**Questions on the material**
- A) Name every label that appears after "Project-URL:" in the because-py package metadata.
- B) In the because-py package metadata, rewrite the passage starting at "Your error tracker" and ending at "what actually happened.", substituting "monitoring tool" for "error tracker".
- C) Write the next part of the because-py package description, picking up after its final sentence.

── Supplied text

Metadata-Version: 2.4
Name: because-py
Version: 0.2.14
Summary: Enriches exceptions with plain-English causal chains at throw time
Project-URL: Homepage, https://github.com/jacobthomasmichael/because
Project-URL: Repository, https://github.com/jacobthomasmichael/because
Project-URL: Bug Tracker, https://github.com/jacobthomasmichael/because/issues
Project-URL: Author, https://linkedin.com/in/jacobthomasmichael
Author-email: Jacob Wagner <jacobthomasmichael@gmail.com>
License: MIT
Keywords: debugging,error-context,exceptions,observability,root-cause
Classifier: Development Status :: 3 - Alpha
Classifier: Intended Audience :: Developers
Classifier: License :: OSI Approved :: MIT License
Classifier: Programming Language :: Python :: 3
Classifier: Programming Language :: Python :: 3.10
Classifier: Programming Language :: Python :: 3.11
Classifier: Programming Language :: Python :: 3.12
Classifier: Programming Language :: Python :: 3.13
Classifier: Topic :: Software Development :: Debuggers
Classifier: Topic :: Software Development :: Libraries :: Python Modules
Classifier: Topic :: System :: Logging
Requires-Python: >=3.10
Provides-Extra: all
Requires-Dist: fastapi>=0.95; extra == 'all'
Requires-Dist: flask>=3.0; extra == 'all'
Requires-Dist: httpx>=0.23; extra == 'all'
Requires-Dist: redis>=4.0; extra == 'all'
Requires-Dist: requests>=2.0; extra == 'all'
Requires-Dist: sqlalchemy>=1.4; extra == 'all'
Requires-Dist: starlette>=0.27; extra == 'all'
Provides-Extra: dev
Requires-Dist: fakeredis>=2.0; extra == 'dev'
Requires-Dist: fastapi>=0.95; extra == 'dev'
Requires-Dist: flask>=3.0; extra == 'dev'
Requires-Dist: httpx>=0.23; extra == 'dev'
Requires-Dist: hypothesis>=6.0; extra == 'dev'
Requires-Dist: pytest-asyncio>=0.23; extra == 'dev'
Requires-Dist: pytest>=8.0; extra == 'dev'
Requires-Dist: requests>=2.0; extra == 'dev'
Requires-Dist: sqlalchemy>=1.4; extra == 'dev'
Requires-Dist: starlette>=0.27; extra == 'dev'
Provides-Extra: fastapi
Requires-Dist: fastapi>=0.95; extra == 'fastapi'
Requires-Dist: starlette>=0.27; extra == 'fastapi'
Provides-Extra: flask
Requires-Dist: flask>=3.0; extra == 'flask'
Provides-Extra: gemini
Requires-Dist: google-genai>=1.0; extra == 'gemini'
Provides-Extra: grpc
Requires-Dist: grpcio>=1.50; extra == 'grpc'
Provides-Extra: httpx
Requires-Dist: httpx>=0.23; extra == 'httpx'
Provides-Extra: llm
Requires-Dist: anthropic>=0.25; extra == 'llm'
Provides-Extra: openai
Requires-Dist: openai>=1.0; extra == 'openai'
Provides-Extra: otel
Requires-Dist: opentelemetry-api>=1.0; extra == 'otel'
Provides-Extra: redis
Requires-Dist: redis>=4.0; extra == 'redis'
Provides-Extra: requests
Requires-Dist: requests>=2.0; extra == 'requests'
Provides-Extra: sqlalchemy
Requires-Dist: sqlalchemy>=1.4; extra == 'sqlalchemy'
Provides-Extra: xai
Requires-Dist: openai>=1.0; extra == 'xai'
Description-Content-Type: text/markdown

# because

**Stack traces show symptoms. `because` shows causes.**

Your error tracker fires. The stack trace points to `db/pool.py:142`. You open the file, stare at the code, and start the slow walk backwards through logs, traces, and recent deploys — trying to reconstruct what actually happened.

────
── Extracted records

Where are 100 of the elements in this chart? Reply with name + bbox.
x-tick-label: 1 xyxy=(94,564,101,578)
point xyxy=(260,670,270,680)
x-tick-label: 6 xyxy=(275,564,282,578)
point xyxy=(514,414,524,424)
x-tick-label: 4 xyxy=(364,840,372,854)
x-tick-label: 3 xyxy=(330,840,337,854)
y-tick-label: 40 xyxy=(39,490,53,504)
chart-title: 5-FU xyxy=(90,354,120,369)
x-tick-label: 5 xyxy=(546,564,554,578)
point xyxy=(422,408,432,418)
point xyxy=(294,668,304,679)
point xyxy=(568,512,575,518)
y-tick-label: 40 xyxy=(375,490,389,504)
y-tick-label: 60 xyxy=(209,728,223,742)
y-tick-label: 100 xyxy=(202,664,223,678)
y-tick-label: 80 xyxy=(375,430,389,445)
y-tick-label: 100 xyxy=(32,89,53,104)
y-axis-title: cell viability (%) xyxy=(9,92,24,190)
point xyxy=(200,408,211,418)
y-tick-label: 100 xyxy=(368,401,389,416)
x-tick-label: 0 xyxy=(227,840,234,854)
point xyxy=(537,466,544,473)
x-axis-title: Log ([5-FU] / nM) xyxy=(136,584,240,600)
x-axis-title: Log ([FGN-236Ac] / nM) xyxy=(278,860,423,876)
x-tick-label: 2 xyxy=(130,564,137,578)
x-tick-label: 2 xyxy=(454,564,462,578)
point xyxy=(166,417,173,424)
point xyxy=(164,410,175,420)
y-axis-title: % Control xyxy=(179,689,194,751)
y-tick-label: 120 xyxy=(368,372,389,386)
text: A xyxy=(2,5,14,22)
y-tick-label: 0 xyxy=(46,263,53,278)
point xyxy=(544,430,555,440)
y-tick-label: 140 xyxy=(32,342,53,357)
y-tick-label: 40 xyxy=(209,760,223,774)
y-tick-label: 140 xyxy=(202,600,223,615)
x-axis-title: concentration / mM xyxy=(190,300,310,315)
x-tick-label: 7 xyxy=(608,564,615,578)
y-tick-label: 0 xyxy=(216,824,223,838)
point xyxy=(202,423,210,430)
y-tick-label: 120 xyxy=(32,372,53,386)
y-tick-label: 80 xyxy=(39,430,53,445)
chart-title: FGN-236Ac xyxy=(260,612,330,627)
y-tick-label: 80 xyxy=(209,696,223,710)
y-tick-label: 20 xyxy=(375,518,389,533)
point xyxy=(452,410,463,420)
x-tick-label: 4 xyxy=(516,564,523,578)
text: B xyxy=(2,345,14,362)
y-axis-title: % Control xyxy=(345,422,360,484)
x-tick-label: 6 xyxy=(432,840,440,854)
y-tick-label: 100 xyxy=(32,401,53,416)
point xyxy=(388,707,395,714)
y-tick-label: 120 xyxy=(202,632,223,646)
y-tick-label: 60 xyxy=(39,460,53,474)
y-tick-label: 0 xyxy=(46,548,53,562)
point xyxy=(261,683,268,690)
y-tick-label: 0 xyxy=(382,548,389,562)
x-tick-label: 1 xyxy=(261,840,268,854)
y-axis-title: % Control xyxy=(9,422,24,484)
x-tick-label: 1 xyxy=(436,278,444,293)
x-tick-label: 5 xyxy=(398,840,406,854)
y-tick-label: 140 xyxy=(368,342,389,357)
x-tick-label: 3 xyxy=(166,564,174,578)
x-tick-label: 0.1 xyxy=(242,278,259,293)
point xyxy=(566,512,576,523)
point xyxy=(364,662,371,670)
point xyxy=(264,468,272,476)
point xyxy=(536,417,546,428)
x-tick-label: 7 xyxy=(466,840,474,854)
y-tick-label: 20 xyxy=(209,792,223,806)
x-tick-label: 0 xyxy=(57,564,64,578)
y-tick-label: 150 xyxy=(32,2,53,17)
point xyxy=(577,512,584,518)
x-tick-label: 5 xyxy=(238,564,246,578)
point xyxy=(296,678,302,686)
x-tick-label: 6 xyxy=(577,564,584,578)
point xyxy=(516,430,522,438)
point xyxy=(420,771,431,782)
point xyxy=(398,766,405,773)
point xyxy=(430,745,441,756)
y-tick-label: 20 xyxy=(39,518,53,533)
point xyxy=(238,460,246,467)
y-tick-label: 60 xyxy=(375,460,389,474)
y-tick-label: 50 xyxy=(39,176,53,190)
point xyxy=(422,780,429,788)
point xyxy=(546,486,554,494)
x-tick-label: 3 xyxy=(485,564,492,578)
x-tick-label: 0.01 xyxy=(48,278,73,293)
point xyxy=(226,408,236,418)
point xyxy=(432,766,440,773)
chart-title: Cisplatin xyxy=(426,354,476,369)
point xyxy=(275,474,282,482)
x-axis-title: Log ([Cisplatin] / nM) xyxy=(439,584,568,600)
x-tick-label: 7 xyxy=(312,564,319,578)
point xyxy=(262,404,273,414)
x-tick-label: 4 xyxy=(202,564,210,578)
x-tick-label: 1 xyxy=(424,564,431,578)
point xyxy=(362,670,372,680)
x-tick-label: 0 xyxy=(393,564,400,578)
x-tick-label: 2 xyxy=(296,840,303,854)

────

**Answers by item number**
- A) Homepage, Repository, Bug Tracker, Author

- B)
Your monitoring tool fires. The stack trace points to `db/pool.py:142`. You open the file, stare at the code, and start the slow walk backwards through logs, traces, and recent deploys — trying to reconstruct what actually happened.

- C)
`because` does that reconstruction for you. It captures a rolling timeline of recent operations in-process, matches known failure patterns at throw time, and — optionally — sends the full context to an LLM for a plain-English explanation. All before you open a single log file.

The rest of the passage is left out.